What this task involves: Only the number is wanted: how many lines contain "state"?

Records supplied:

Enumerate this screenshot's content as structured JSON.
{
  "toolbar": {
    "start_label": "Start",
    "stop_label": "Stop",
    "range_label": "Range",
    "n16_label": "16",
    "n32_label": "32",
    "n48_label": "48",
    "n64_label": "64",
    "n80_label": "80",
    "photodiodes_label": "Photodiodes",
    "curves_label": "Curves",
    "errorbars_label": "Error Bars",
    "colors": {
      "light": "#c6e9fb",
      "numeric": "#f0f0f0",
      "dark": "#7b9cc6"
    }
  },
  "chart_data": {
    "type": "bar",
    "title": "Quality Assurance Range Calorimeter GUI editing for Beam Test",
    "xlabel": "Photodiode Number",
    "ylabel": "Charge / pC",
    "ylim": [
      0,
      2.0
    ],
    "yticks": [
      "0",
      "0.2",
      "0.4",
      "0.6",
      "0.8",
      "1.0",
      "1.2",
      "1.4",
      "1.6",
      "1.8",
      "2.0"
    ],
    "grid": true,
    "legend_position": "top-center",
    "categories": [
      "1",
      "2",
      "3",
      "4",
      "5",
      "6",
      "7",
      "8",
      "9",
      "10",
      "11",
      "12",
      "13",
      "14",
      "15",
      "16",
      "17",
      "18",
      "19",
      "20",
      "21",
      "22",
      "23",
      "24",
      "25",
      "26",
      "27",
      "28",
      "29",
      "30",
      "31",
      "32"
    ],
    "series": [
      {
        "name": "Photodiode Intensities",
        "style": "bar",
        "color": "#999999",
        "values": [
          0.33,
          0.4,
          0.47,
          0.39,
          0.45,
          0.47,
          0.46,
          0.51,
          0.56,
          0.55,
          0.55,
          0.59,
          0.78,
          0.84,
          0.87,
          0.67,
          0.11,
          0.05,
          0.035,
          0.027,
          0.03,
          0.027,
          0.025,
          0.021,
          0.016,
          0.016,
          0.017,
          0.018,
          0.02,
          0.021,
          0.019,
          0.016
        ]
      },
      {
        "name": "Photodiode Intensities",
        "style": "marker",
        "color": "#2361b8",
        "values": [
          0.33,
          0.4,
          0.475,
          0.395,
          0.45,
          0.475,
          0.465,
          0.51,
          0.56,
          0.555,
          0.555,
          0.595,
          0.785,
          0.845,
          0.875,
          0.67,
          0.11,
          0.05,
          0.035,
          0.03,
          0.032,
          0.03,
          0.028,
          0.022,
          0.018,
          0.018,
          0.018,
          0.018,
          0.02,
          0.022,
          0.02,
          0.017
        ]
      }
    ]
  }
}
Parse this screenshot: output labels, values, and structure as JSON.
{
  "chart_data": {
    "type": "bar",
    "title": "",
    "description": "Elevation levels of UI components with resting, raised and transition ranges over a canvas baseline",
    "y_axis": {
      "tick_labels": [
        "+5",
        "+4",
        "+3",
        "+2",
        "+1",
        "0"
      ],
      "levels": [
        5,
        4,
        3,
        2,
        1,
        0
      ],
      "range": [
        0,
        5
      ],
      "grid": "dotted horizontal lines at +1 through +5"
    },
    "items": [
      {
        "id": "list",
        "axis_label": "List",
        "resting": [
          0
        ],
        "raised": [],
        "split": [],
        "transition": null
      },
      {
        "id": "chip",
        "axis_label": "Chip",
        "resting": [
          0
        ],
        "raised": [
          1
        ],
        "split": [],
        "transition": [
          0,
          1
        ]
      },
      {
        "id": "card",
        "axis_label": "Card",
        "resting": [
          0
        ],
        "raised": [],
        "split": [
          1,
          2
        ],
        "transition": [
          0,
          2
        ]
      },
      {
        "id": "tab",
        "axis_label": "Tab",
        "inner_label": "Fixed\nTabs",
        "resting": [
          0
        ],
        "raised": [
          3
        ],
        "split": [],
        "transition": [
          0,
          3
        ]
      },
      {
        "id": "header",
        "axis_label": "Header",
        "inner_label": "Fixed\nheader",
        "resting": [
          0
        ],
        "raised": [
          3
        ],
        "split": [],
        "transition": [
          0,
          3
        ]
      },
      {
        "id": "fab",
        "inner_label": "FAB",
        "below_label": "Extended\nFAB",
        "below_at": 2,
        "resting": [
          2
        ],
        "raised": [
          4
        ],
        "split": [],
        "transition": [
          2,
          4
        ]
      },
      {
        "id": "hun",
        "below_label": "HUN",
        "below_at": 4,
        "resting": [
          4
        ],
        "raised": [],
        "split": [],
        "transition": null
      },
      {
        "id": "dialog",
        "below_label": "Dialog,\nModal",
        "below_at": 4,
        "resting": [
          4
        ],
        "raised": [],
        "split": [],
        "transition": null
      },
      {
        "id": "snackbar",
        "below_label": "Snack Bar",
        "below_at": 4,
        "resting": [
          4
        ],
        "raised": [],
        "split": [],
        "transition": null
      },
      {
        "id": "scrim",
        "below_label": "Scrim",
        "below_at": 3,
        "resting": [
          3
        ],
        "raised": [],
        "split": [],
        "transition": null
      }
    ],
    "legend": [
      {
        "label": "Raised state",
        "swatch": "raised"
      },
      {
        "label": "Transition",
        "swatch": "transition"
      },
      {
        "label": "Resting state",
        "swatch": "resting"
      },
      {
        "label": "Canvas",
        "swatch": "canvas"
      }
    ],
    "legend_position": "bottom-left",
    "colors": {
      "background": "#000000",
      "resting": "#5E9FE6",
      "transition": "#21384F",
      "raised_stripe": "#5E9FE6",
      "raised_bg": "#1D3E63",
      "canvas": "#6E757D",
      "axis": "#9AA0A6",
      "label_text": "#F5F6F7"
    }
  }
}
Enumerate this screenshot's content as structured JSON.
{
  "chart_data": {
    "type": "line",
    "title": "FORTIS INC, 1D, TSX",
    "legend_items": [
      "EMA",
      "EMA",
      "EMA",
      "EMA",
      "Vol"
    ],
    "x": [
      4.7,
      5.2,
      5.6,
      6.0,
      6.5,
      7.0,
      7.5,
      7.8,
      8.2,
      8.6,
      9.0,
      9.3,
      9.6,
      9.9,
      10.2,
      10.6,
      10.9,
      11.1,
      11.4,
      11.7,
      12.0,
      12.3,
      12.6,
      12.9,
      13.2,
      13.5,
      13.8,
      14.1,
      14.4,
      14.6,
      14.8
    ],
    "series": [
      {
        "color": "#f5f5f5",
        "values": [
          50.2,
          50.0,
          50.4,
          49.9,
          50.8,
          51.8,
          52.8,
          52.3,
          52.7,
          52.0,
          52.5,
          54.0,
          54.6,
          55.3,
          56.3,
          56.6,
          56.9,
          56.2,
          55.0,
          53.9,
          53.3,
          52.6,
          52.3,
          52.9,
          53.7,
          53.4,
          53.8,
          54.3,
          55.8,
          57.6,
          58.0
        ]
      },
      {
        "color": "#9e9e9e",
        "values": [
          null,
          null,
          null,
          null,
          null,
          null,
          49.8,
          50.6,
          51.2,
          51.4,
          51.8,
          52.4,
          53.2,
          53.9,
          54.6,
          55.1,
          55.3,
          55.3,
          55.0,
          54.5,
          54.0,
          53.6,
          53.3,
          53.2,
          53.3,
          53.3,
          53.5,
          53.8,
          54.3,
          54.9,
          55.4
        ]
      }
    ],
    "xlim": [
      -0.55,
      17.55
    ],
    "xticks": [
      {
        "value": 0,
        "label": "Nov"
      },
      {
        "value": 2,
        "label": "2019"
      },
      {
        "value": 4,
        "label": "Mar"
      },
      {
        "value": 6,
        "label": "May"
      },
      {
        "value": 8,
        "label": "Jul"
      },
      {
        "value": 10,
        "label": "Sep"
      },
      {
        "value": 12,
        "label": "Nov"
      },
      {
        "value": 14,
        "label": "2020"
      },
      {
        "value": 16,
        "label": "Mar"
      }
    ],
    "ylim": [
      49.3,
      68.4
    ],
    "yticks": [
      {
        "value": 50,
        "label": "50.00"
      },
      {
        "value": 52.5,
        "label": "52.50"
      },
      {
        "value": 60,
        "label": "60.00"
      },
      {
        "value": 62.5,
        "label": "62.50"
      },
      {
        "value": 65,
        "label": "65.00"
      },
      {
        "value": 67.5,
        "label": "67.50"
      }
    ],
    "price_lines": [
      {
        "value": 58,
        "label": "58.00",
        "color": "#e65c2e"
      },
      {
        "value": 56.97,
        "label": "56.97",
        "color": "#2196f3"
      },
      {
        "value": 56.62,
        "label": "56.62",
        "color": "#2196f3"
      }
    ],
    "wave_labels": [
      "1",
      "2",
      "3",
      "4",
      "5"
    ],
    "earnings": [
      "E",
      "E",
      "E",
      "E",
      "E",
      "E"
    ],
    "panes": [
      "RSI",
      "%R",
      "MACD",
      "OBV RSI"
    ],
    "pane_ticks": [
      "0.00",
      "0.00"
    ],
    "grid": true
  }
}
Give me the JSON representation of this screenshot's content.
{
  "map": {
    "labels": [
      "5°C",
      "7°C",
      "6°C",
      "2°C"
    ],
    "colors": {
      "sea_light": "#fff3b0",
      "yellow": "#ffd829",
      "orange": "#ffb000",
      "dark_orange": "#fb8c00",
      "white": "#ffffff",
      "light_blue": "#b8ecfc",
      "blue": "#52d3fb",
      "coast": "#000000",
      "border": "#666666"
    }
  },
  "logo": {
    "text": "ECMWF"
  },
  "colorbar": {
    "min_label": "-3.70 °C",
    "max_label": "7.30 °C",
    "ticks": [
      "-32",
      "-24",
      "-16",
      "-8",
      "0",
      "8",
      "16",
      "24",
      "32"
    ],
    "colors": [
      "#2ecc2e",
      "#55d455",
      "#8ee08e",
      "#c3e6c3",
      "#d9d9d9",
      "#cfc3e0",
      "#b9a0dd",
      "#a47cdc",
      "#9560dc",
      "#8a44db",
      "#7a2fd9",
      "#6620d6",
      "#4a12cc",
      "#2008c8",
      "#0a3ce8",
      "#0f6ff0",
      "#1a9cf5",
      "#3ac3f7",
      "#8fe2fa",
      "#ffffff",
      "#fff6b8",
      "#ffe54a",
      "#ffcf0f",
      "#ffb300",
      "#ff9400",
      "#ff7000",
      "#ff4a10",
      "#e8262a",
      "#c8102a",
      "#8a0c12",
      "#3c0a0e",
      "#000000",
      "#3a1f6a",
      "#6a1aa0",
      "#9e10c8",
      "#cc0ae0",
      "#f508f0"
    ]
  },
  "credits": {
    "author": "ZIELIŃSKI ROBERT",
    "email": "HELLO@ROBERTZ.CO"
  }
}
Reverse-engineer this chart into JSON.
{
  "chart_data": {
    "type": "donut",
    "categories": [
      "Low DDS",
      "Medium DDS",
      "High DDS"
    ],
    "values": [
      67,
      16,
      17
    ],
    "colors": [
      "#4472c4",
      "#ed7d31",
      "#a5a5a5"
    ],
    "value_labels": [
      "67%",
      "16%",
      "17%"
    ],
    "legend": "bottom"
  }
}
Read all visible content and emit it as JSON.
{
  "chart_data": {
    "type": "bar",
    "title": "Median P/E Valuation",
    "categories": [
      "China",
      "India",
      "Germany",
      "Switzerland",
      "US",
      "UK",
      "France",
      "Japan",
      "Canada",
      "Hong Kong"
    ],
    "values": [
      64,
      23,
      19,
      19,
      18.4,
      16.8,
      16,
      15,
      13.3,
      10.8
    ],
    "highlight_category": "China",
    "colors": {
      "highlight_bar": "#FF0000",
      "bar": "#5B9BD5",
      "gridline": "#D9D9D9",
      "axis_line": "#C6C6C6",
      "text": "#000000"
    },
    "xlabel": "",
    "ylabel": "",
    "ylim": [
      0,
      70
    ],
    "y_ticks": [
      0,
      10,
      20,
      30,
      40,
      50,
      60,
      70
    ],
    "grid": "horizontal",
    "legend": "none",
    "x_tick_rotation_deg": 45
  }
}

Solution: 2